● **Data to process**
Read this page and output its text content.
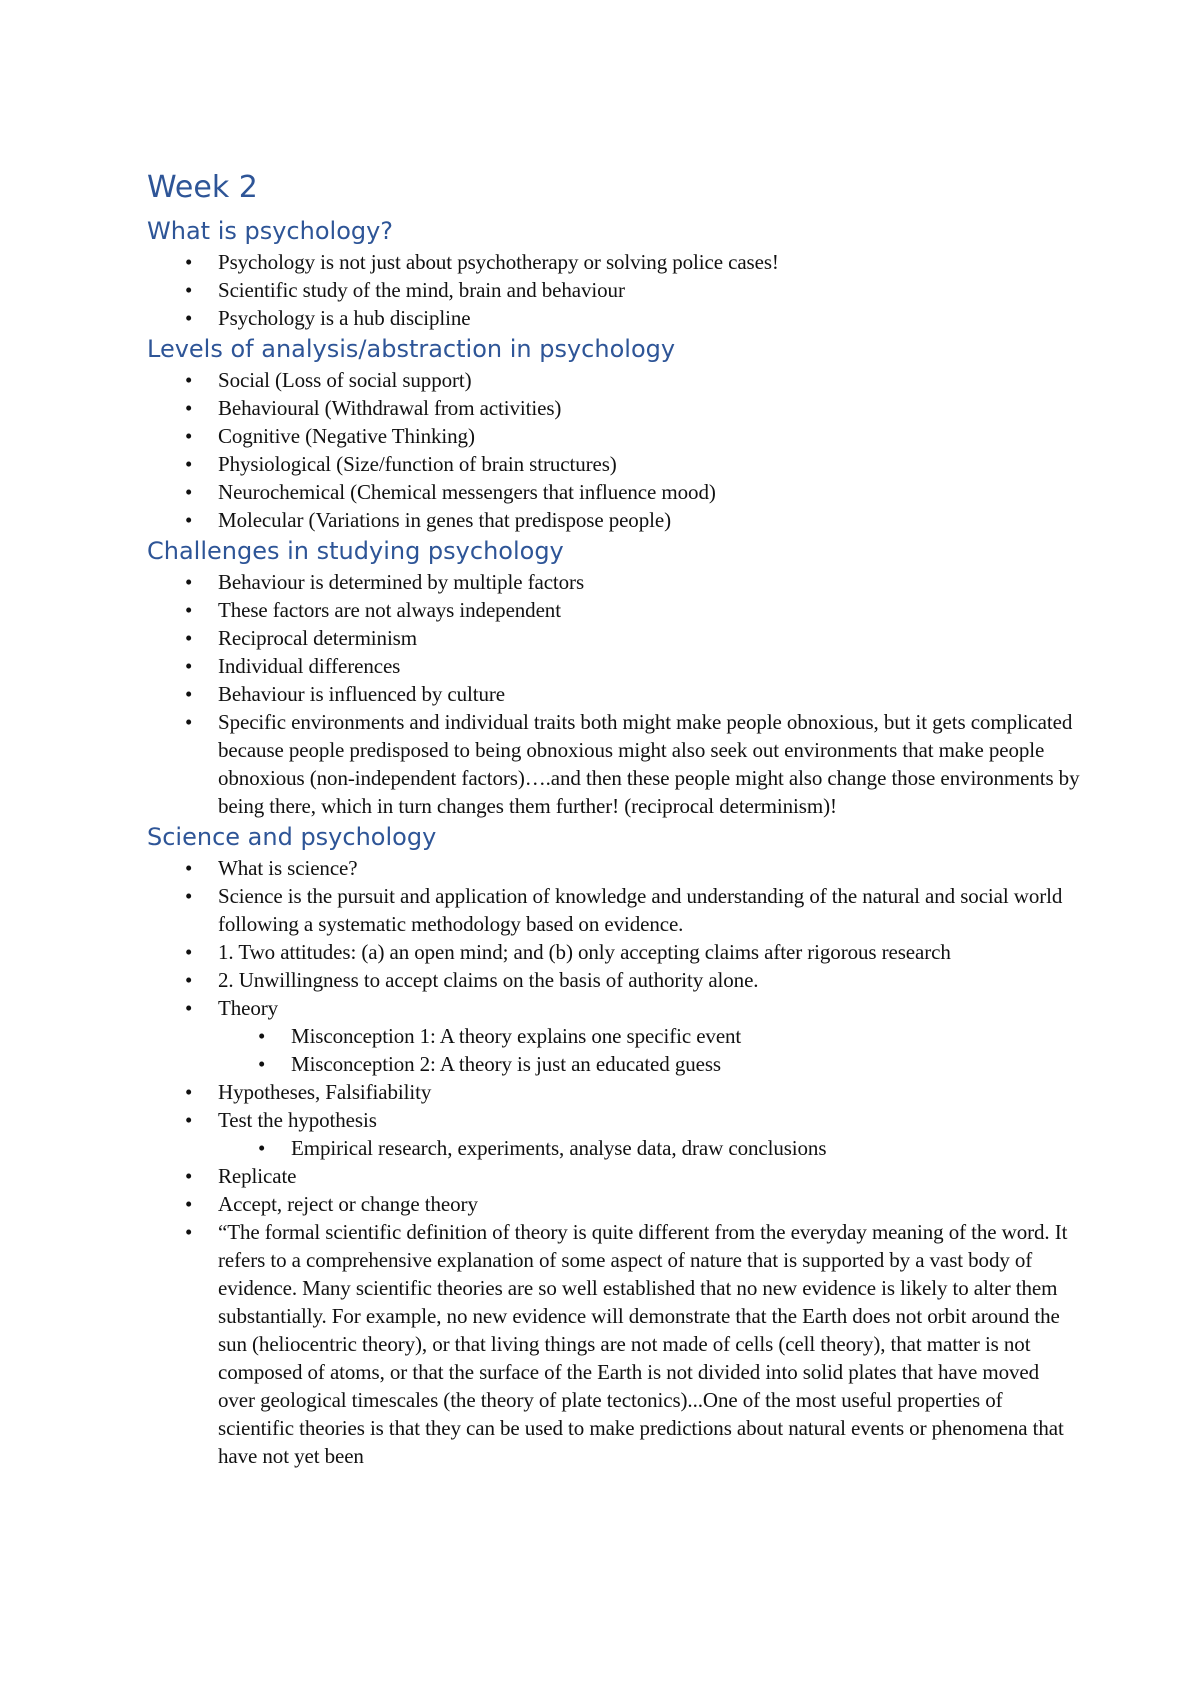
Week 2
What is psychology?
• Psychology is not just about psychotherapy or solving police cases!
• Scientific study of the mind, brain and behaviour
• Psychology is a hub discipline
Levels of analysis/abstraction in psychology
• Social (Loss of social support)
• Behavioural (Withdrawal from activities)
• Cognitive (Negative Thinking)
• Physiological (Size/function of brain structures)
• Neurochemical (Chemical messengers that influence mood)
• Molecular (Variations in genes that predispose people)
Challenges in studying psychology
• Behaviour is determined by multiple factors
• These factors are not always independent
• Reciprocal determinism
• Individual differences
• Behaviour is influenced by culture
• Specific environments and individual traits both might make people obnoxious, but it gets complicated because people predisposed to being obnoxious might also seek out environments that make people obnoxious (non-independent factors)….and then these people might also change those environments by being there, which in turn changes them further! (reciprocal determinism)!
Science and psychology
• What is science?
• Science is the pursuit and application of knowledge and understanding of the natural and social world following a systematic methodology based on evidence.
• 1. Two attitudes: (a) an open mind; and (b) only accepting claims after rigorous research
• 2. Unwillingness to accept claims on the basis of authority alone.
• Theory
• Misconception 1: A theory explains one specific event
• Misconception 2: A theory is just an educated guess
• Hypotheses, Falsifiability
• Test the hypothesis
• Empirical research, experiments, analyse data, draw conclusions
• Replicate
• Accept, reject or change theory
• “The formal scientific definition of theory is quite different from the everyday meaning of the word. It refers to a comprehensive explanation of some aspect of nature that is supported by a vast body of evidence. Many scientific theories are so well established that no new evidence is likely to alter them substantially. For example, no new evidence will demonstrate that the Earth does not orbit around the sun (heliocentric theory), or that living things are not made of cells (cell theory), that matter is not composed of atoms, or that the surface of the Earth is not divided into solid plates that have moved over geological timescales (the theory of plate tectonics)...One of the most useful properties of scientific theories is that they can be used to make predictions about natural events or phenomena that have not yet been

● **Assignment**
Everything in the listing above, apart from its pictures, must be repeated exactly.

● **Written solution**
Read this page and output its text content.
Week 2
What is psychology?
• Psychology is not just about psychotherapy or solving police cases!
• Scientific study of the mind, brain and behaviour
• Psychology is a hub discipline
Levels of analysis/abstraction in psychology
• Social (Loss of social support)
• Behavioural (Withdrawal from activities)
• Cognitive (Negative Thinking)
• Physiological (Size/function of brain structures)
• Neurochemical (Chemical messengers that influence mood)
• Molecular (Variations in genes that predispose people)
Challenges in studying psychology
• Behaviour is determined by multiple factors
• These factors are not always independent
• Reciprocal determinism
• Individual differences
• Behaviour is influenced by culture
• Specific environments and individual traits both might make people obnoxious, but it gets complicated because people predisposed to being obnoxious might also seek out environments that make people obnoxious (non-independent factors)….and then these people might also change those environments by being there, which in turn changes them further! (reciprocal determinism)!
Science and psychology
• What is science?
• Science is the pursuit and application of knowledge and understanding of the natural and social world following a systematic methodology based on evidence.
• 1. Two attitudes: (a) an open mind; and (b) only accepting claims after rigorous research
• 2. Unwillingness to accept claims on the basis of authority alone.
• Theory
• Misconception 1: A theory explains one specific event
• Misconception 2: A theory is just an educated guess
• Hypotheses, Falsifiability
• Test the hypothesis
• Empirical research, experiments, analyse data, draw conclusions
• Replicate
• Accept, reject or change theory
• “The formal scientific definition of theory is quite different from the everyday meaning of the word. It refers to a comprehensive explanation of some aspect of nature that is supported by a vast body of evidence. Many scientific theories are so well established that no new evidence is likely to alter them substantially. For example, no new evidence will demonstrate that the Earth does not orbit around the sun (heliocentric theory), or that living things are not made of cells (cell theory), that matter is not composed of atoms, or that the surface of the Earth is not divided into solid plates that have moved over geological timescales (the theory of plate tectonics)...One of the most useful properties of scientific theories is that they can be used to make predictions about natural events or phenomena that have not yet been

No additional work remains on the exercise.